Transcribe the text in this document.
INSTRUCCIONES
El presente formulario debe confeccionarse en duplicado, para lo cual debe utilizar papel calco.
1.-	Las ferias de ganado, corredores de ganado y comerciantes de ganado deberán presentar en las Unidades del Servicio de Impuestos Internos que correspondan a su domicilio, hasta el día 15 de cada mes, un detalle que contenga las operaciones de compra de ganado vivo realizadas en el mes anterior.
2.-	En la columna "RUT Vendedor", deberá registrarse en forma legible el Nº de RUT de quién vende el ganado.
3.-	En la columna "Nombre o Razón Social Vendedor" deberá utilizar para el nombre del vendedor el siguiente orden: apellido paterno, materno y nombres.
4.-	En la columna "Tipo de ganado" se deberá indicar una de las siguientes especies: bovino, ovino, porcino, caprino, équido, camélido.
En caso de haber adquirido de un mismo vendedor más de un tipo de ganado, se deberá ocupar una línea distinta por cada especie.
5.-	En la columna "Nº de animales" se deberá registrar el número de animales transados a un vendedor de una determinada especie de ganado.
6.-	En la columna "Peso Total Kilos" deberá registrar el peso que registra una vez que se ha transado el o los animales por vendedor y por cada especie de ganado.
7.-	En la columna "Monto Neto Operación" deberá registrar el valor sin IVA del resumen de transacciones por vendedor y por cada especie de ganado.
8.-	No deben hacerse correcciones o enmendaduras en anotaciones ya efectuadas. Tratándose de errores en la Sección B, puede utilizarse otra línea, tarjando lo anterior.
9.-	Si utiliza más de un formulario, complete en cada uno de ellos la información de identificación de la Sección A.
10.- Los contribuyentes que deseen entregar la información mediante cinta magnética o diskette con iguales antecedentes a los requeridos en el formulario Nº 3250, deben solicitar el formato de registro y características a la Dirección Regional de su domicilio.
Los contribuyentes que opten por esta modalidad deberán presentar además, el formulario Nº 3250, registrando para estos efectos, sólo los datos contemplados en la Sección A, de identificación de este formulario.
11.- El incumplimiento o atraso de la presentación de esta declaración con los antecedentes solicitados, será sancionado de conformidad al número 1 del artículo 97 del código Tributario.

- [TASK BRIEF] Reproduce the listing shown above in its entirety, exactly.

- [RESPONSE]
Transcribe the text in this document.
INSTRUCCIONES
El presente formulario debe confeccionarse en duplicado, para lo cual debe utilizar papel calco.
1.-	Las ferias de ganado, corredores de ganado y comerciantes de ganado deberán presentar en las Unidades del Servicio de Impuestos Internos que correspondan a su domicilio, hasta el día 15 de cada mes, un detalle que contenga las operaciones de compra de ganado vivo realizadas en el mes anterior.
2.-	En la columna "RUT Vendedor", deberá registrarse en forma legible el Nº de RUT de quién vende el ganado.
3.-	En la columna "Nombre o Razón Social Vendedor" deberá utilizar para el nombre del vendedor el siguiente orden: apellido paterno, materno y nombres.
4.-	En la columna "Tipo de ganado" se deberá indicar una de las siguientes especies: bovino, ovino, porcino, caprino, équido, camélido.
En caso de haber adquirido de un mismo vendedor más de un tipo de ganado, se deberá ocupar una línea distinta por cada especie.
5.-	En la columna "Nº de animales" se deberá registrar el número de animales transados a un vendedor de una determinada especie de ganado.
6.-	En la columna "Peso Total Kilos" deberá registrar el peso que registra una vez que se ha transado el o los animales por vendedor y por cada especie de ganado.
7.-	En la columna "Monto Neto Operación" deberá registrar el valor sin IVA del resumen de transacciones por vendedor y por cada especie de ganado.
8.-	No deben hacerse correcciones o enmendaduras en anotaciones ya efectuadas. Tratándose de errores en la Sección B, puede utilizarse otra línea, tarjando lo anterior.
9.-	Si utiliza más de un formulario, complete en cada uno de ellos la información de identificación de la Sección A.
10.- Los contribuyentes que deseen entregar la información mediante cinta magnética o diskette con iguales antecedentes a los requeridos en el formulario Nº 3250, deben solicitar el formato de registro y características a la Dirección Regional de su domicilio.
Los contribuyentes que opten por esta modalidad deberán presentar además, el formulario Nº 3250, registrando para estos efectos, sólo los datos contemplados en la Sección A, de identificación de este formulario.
11.- El incumplimiento o atraso de la presentación de esta declaración con los antecedentes solicitados, será sancionado de conformidad al número 1 del artículo 97 del código Tributario.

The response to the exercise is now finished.